The input
--------
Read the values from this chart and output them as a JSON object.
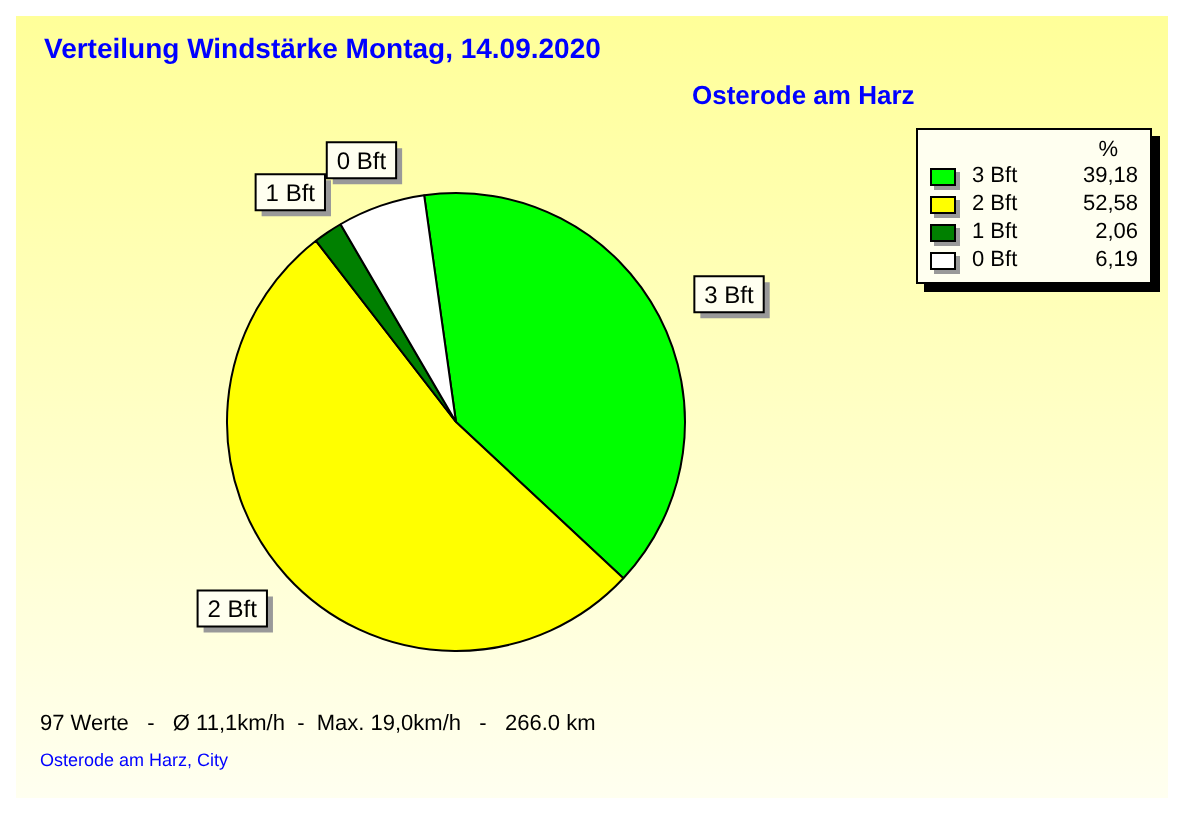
{
  "chart_data": {
    "type": "pie",
    "title": "Verteilung Windstärke  Montag, 14.09.2020",
    "subtitle": "Osterode am Harz",
    "legend_title": "%",
    "categories": [
      "3 Bft",
      "2 Bft",
      "1 Bft",
      "0 Bft"
    ],
    "values": [
      39.18,
      52.58,
      2.06,
      6.19
    ],
    "value_labels": [
      "39,18",
      "52,58",
      "2,06",
      "6,19"
    ],
    "colors": [
      "#00ff00",
      "#ffff00",
      "#008000",
      "#ffffff"
    ],
    "legend": "top right",
    "annotations": [
      "97 Werte   -   Ø 11,1km/h  -  Max. 19,0km/h   -   266.0 km",
      "Osterode am Harz, City"
    ]
  }
}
--------
Task goal
Take every line from the data above that holds "Osterode" and copy it out.

Written solution
    "subtitle": "Osterode am Harz",
      "Osterode am Harz, City"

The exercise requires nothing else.